What you have to do:
Skip every picture and copy only the lines from the one containing "What does this" to the final line of the records below.

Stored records

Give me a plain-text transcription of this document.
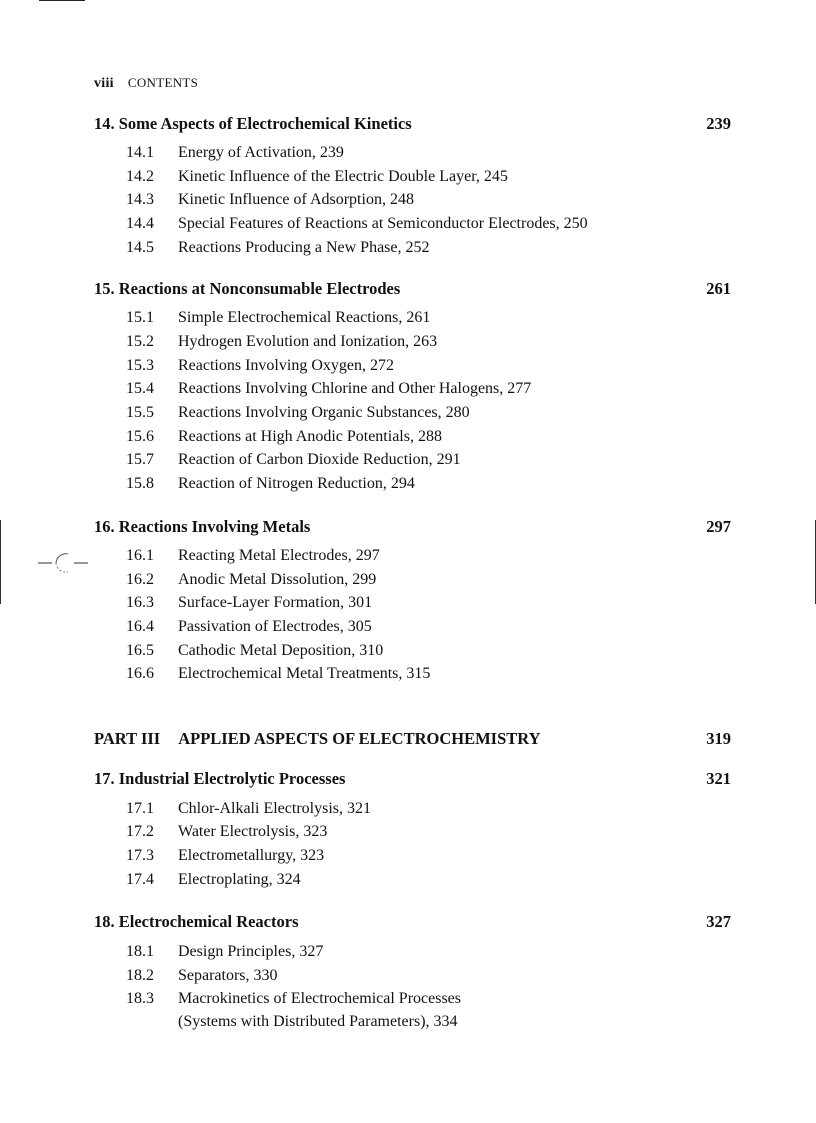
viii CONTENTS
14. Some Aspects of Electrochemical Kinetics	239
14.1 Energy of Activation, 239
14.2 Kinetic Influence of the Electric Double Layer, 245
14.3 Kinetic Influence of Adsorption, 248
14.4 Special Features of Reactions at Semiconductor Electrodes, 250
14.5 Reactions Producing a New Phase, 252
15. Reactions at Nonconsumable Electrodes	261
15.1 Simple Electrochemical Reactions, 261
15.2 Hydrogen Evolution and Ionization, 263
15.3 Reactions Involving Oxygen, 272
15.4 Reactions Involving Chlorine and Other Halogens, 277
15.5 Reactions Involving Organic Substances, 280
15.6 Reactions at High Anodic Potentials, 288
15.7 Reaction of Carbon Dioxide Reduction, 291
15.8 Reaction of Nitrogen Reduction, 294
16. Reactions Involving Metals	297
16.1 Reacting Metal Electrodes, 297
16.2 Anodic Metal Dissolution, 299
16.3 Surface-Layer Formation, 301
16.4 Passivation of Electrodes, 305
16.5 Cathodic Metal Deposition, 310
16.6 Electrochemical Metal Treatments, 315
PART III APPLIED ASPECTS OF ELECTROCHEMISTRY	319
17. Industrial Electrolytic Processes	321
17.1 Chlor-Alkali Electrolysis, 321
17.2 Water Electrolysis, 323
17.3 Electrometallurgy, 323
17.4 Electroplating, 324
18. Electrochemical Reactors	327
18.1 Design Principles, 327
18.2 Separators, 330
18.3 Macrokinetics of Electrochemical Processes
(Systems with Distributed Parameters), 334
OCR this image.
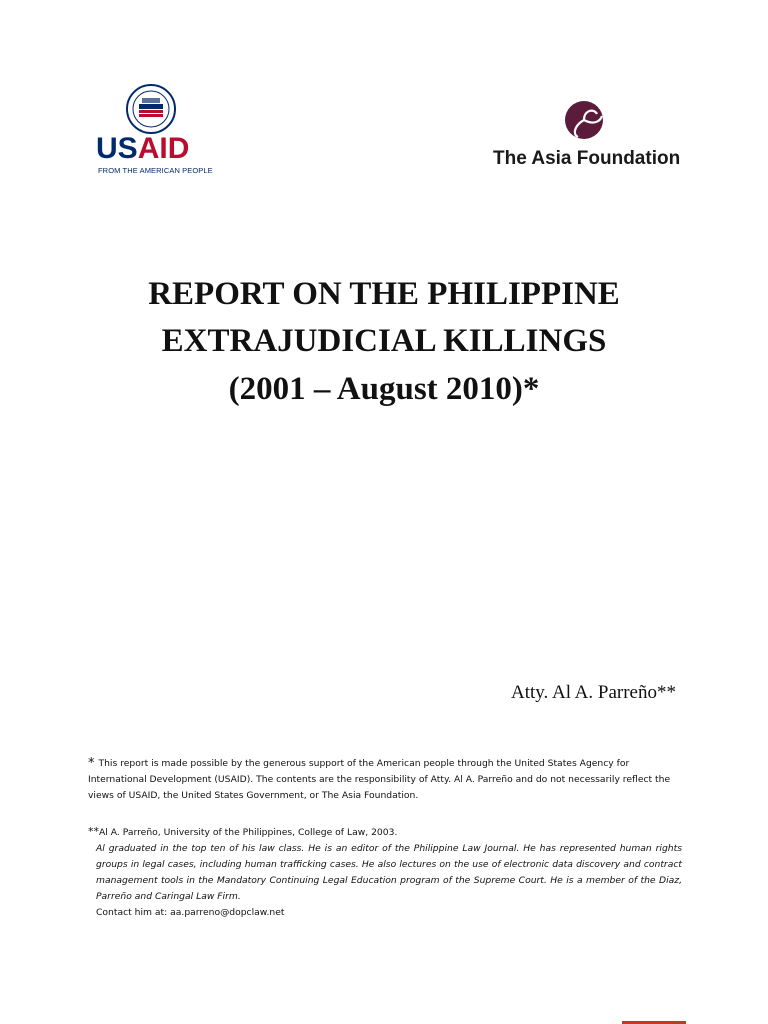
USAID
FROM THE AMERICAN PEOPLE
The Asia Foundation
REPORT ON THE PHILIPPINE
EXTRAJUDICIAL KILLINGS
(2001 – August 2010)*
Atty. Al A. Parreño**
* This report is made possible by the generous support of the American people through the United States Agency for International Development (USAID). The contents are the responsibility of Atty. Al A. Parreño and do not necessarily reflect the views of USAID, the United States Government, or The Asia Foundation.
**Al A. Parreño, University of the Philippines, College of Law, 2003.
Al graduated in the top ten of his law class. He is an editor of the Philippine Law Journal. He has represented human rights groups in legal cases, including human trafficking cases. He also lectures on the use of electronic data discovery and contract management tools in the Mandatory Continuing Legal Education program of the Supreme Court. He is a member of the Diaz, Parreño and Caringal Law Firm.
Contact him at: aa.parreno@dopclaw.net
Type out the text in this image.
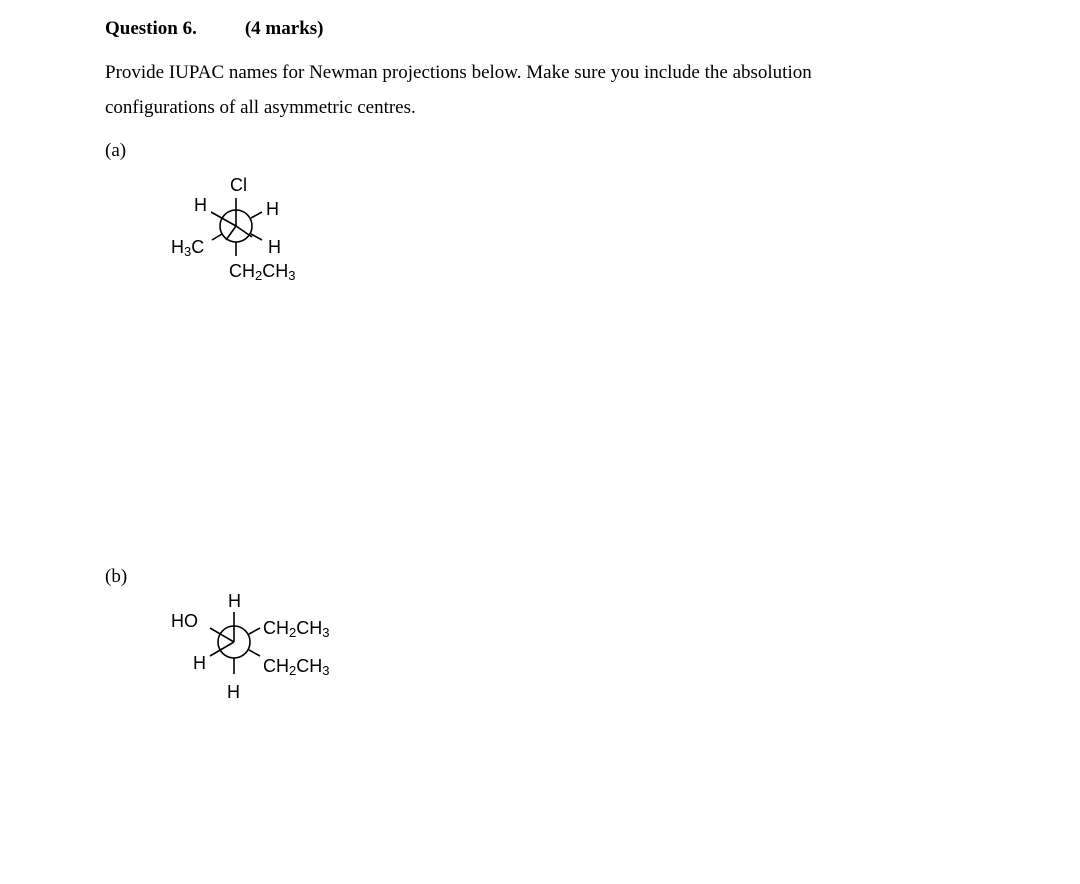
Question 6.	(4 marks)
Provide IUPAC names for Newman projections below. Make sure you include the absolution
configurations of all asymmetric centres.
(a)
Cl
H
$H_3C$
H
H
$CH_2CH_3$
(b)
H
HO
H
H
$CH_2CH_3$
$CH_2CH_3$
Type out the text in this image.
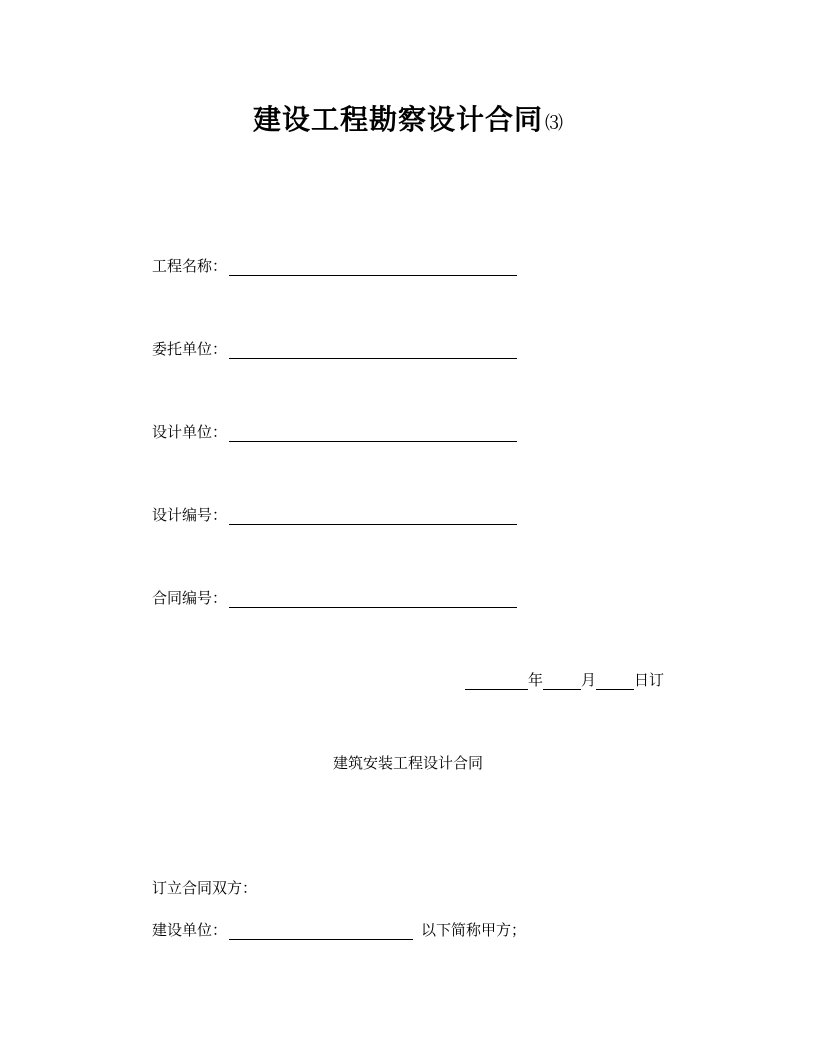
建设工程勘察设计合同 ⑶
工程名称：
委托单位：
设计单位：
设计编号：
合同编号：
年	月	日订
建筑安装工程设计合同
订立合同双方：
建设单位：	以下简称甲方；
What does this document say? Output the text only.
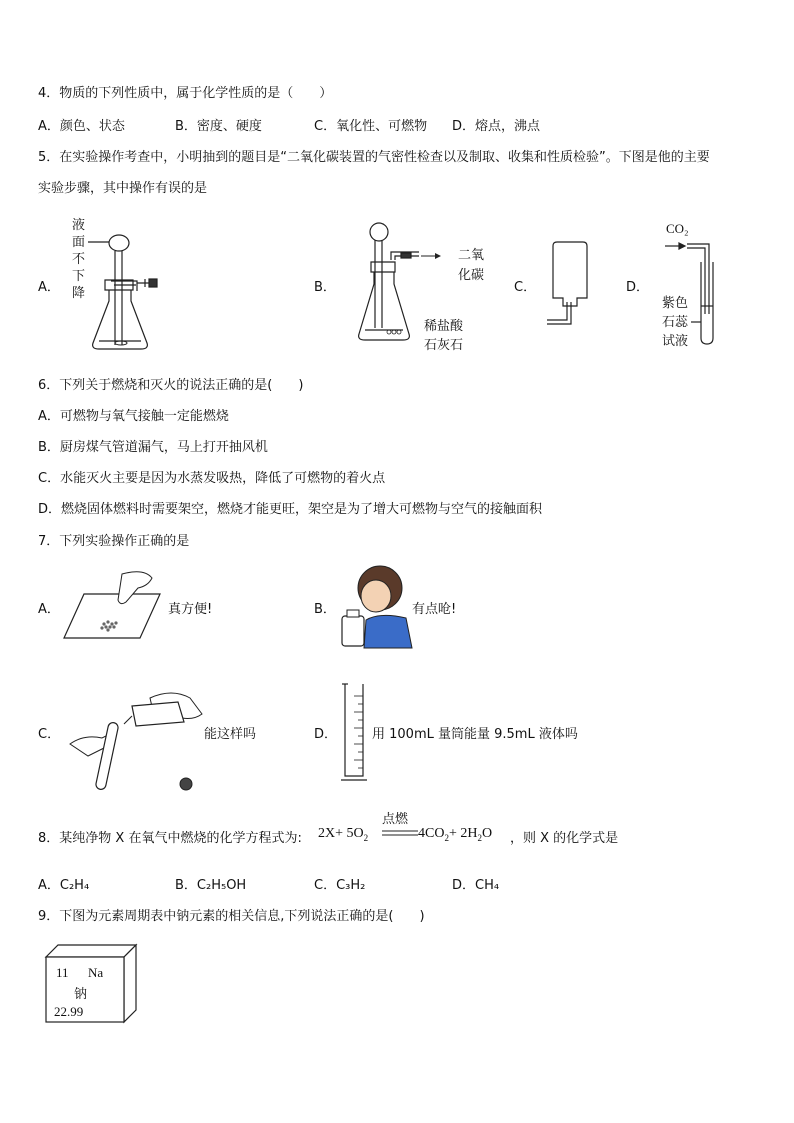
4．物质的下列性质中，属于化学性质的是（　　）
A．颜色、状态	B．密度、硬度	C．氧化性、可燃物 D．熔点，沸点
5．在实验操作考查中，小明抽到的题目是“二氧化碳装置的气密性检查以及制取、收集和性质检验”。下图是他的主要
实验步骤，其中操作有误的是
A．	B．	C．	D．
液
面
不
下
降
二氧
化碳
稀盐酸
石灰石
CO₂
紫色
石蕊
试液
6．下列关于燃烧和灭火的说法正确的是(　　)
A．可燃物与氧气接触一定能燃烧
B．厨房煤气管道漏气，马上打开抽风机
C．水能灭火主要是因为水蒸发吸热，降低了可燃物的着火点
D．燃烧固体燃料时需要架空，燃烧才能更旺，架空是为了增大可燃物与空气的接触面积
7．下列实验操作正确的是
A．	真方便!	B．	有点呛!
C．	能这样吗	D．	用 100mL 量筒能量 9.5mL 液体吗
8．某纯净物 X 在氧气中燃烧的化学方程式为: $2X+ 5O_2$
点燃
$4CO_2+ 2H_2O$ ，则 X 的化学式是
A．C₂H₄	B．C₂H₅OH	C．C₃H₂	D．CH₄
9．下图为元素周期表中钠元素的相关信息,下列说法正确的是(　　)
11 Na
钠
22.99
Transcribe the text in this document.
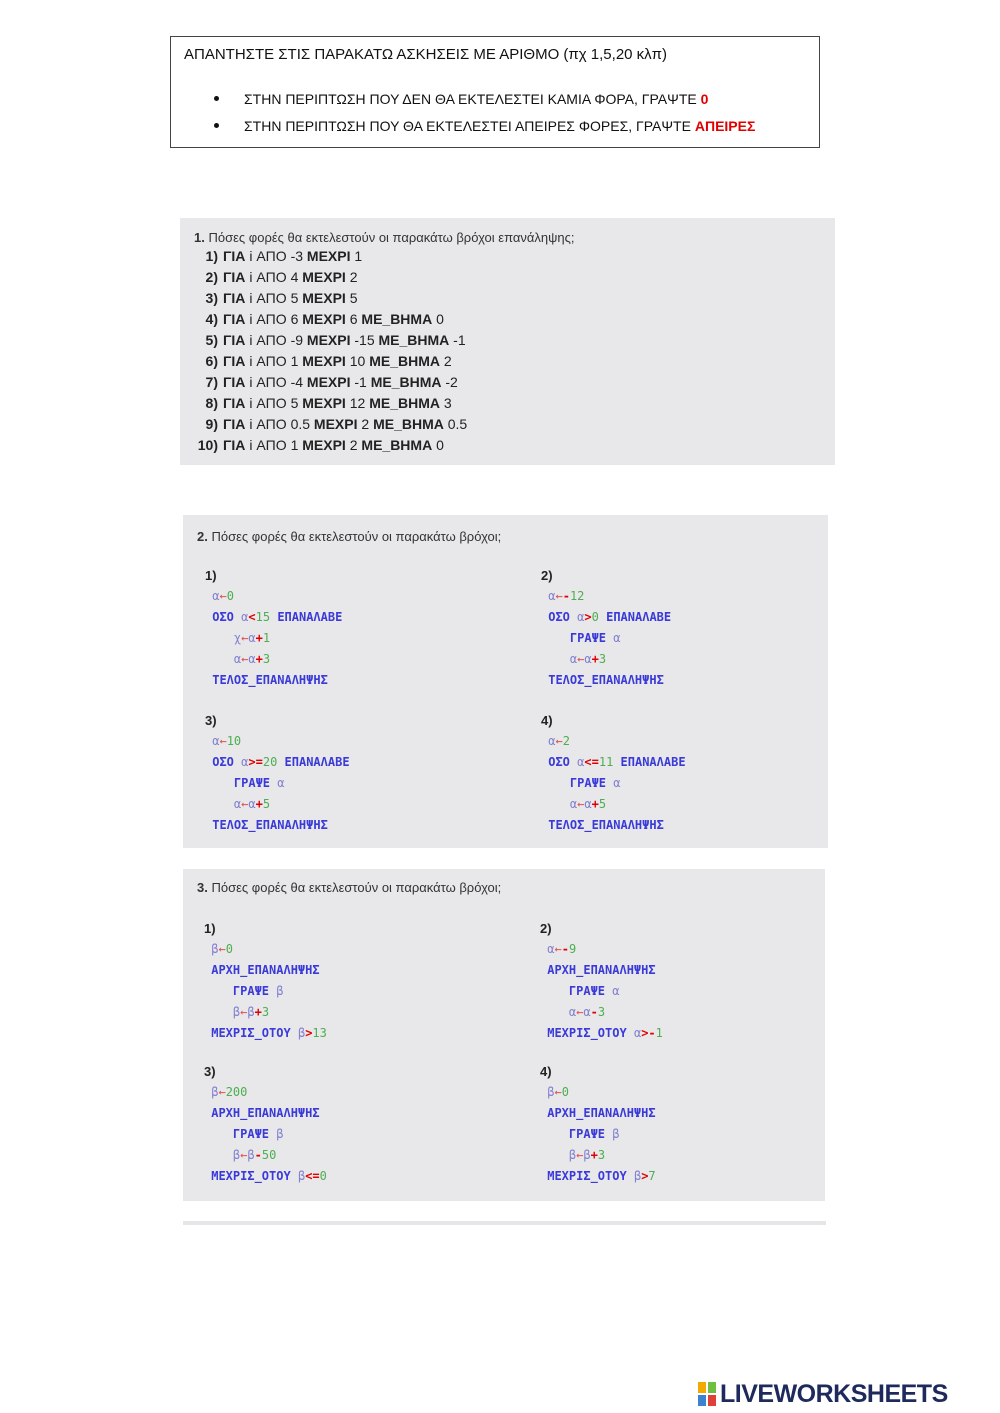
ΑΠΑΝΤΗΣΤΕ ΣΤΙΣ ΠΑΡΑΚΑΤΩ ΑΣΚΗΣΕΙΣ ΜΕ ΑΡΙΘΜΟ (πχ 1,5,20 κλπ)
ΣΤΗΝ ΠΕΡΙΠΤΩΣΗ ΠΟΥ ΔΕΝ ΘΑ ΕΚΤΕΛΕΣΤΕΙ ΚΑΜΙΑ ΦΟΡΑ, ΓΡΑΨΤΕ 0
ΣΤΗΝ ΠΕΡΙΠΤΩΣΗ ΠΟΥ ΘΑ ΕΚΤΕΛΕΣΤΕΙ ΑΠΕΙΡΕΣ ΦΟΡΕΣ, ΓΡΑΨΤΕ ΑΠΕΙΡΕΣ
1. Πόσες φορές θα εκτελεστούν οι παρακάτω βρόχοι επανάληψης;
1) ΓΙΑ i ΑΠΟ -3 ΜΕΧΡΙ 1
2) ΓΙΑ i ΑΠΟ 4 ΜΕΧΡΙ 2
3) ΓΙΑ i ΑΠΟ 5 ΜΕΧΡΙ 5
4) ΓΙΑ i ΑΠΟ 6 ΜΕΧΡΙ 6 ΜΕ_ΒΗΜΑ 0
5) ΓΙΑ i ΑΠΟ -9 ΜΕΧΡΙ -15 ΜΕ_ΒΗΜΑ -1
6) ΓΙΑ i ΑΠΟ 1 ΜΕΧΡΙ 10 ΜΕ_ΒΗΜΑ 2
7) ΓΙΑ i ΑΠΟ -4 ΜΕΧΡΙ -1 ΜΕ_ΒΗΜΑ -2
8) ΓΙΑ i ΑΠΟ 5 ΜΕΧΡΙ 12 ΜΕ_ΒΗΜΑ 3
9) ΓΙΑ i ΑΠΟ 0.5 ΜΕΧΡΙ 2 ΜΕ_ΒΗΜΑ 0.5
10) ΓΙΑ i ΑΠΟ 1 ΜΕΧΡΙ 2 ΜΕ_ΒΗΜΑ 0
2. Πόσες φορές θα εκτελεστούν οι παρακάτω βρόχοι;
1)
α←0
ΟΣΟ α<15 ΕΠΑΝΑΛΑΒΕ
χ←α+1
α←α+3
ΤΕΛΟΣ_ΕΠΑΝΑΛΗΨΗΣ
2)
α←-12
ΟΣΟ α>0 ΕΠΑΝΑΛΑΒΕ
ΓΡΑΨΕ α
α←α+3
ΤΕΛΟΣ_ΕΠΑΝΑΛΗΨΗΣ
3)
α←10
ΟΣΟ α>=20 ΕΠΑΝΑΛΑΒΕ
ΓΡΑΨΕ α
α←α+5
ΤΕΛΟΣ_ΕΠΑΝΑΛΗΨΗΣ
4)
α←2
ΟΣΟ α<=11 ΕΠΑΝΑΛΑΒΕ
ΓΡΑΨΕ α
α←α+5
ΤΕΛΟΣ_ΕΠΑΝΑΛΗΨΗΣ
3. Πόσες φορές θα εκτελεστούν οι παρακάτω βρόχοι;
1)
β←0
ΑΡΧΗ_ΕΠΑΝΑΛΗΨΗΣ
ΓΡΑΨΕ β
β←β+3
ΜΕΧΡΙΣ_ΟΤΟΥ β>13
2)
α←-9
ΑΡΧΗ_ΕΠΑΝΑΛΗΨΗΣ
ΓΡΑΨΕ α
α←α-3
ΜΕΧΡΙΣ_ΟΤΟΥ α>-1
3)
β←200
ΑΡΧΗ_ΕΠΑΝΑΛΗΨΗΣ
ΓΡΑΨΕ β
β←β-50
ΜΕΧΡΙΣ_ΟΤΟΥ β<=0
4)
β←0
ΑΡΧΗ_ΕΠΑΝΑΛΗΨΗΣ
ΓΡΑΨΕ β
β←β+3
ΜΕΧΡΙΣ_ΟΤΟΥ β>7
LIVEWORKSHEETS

Task output:
What does this document say? Output the text only.
4．物质的下列性质中，属于化学性质的是（　　）
A．颜色、状态	B．密度、硬度	C．氧化性、可燃物 D．熔点，沸点
5．在实验操作考查中，小明抽到的题目是“二氧化碳装置的气密性检查以及制取、收集和性质检验”。下图是他的主要
实验步骤，其中操作有误的是
A．	B．	C．	D．
液
面
不
下
降
二氧
化碳
稀盐酸
石灰石
CO₂
紫色
石蕊
试液
6．下列关于燃烧和灭火的说法正确的是(　　)
A．可燃物与氧气接触一定能燃烧
B．厨房煤气管道漏气，马上打开抽风机
C．水能灭火主要是因为水蒸发吸热，降低了可燃物的着火点
D．燃烧固体燃料时需要架空，燃烧才能更旺，架空是为了增大可燃物与空气的接触面积
7．下列实验操作正确的是
A．	真方便!	B．	有点呛!
C．	能这样吗	D．	用 100mL 量筒能量 9.5mL 液体吗
8．某纯净物 X 在氧气中燃烧的化学方程式为: $2X+ 5O_2$
点燃
$4CO_2+ 2H_2O$ ，则 X 的化学式是
A．C₂H₄	B．C₂H₅OH	C．C₃H₂	D．CH₄
9．下图为元素周期表中钠元素的相关信息,下列说法正确的是(　　)
11 Na
钠
22.99
Transcribe the text in this document.
ΑΠΑΝΤΗΣΤΕ ΣΤΙΣ ΠΑΡΑΚΑΤΩ ΑΣΚΗΣΕΙΣ ΜΕ ΑΡΙΘΜΟ (πχ 1,5,20 κλπ)
ΣΤΗΝ ΠΕΡΙΠΤΩΣΗ ΠΟΥ ΔΕΝ ΘΑ ΕΚΤΕΛΕΣΤΕΙ ΚΑΜΙΑ ΦΟΡΑ, ΓΡΑΨΤΕ 0
ΣΤΗΝ ΠΕΡΙΠΤΩΣΗ ΠΟΥ ΘΑ ΕΚΤΕΛΕΣΤΕΙ ΑΠΕΙΡΕΣ ΦΟΡΕΣ, ΓΡΑΨΤΕ ΑΠΕΙΡΕΣ
1. Πόσες φορές θα εκτελεστούν οι παρακάτω βρόχοι επανάληψης;
1) ΓΙΑ i ΑΠΟ -3 ΜΕΧΡΙ 1
2) ΓΙΑ i ΑΠΟ 4 ΜΕΧΡΙ 2
3) ΓΙΑ i ΑΠΟ 5 ΜΕΧΡΙ 5
4) ΓΙΑ i ΑΠΟ 6 ΜΕΧΡΙ 6 ΜΕ_ΒΗΜΑ 0
5) ΓΙΑ i ΑΠΟ -9 ΜΕΧΡΙ -15 ΜΕ_ΒΗΜΑ -1
6) ΓΙΑ i ΑΠΟ 1 ΜΕΧΡΙ 10 ΜΕ_ΒΗΜΑ 2
7) ΓΙΑ i ΑΠΟ -4 ΜΕΧΡΙ -1 ΜΕ_ΒΗΜΑ -2
8) ΓΙΑ i ΑΠΟ 5 ΜΕΧΡΙ 12 ΜΕ_ΒΗΜΑ 3
9) ΓΙΑ i ΑΠΟ 0.5 ΜΕΧΡΙ 2 ΜΕ_ΒΗΜΑ 0.5
10) ΓΙΑ i ΑΠΟ 1 ΜΕΧΡΙ 2 ΜΕ_ΒΗΜΑ 0
2. Πόσες φορές θα εκτελεστούν οι παρακάτω βρόχοι;
1)
α←0
ΟΣΟ α<15 ΕΠΑΝΑΛΑΒΕ
χ←α+1
α←α+3
ΤΕΛΟΣ_ΕΠΑΝΑΛΗΨΗΣ
2)
α←-12
ΟΣΟ α>0 ΕΠΑΝΑΛΑΒΕ
ΓΡΑΨΕ α
α←α+3
ΤΕΛΟΣ_ΕΠΑΝΑΛΗΨΗΣ
3)
α←10
ΟΣΟ α>=20 ΕΠΑΝΑΛΑΒΕ
ΓΡΑΨΕ α
α←α+5
ΤΕΛΟΣ_ΕΠΑΝΑΛΗΨΗΣ
4)
α←2
ΟΣΟ α<=11 ΕΠΑΝΑΛΑΒΕ
ΓΡΑΨΕ α
α←α+5
ΤΕΛΟΣ_ΕΠΑΝΑΛΗΨΗΣ
3. Πόσες φορές θα εκτελεστούν οι παρακάτω βρόχοι;
1)
β←0
ΑΡΧΗ_ΕΠΑΝΑΛΗΨΗΣ
ΓΡΑΨΕ β
β←β+3
ΜΕΧΡΙΣ_ΟΤΟΥ β>13
2)
α←-9
ΑΡΧΗ_ΕΠΑΝΑΛΗΨΗΣ
ΓΡΑΨΕ α
α←α-3
ΜΕΧΡΙΣ_ΟΤΟΥ α>-1
3)
β←200
ΑΡΧΗ_ΕΠΑΝΑΛΗΨΗΣ
ΓΡΑΨΕ β
β←β-50
ΜΕΧΡΙΣ_ΟΤΟΥ β<=0
4)
β←0
ΑΡΧΗ_ΕΠΑΝΑΛΗΨΗΣ
ΓΡΑΨΕ β
β←β+3
ΜΕΧΡΙΣ_ΟΤΟΥ β>7
LIVEWORKSHEETS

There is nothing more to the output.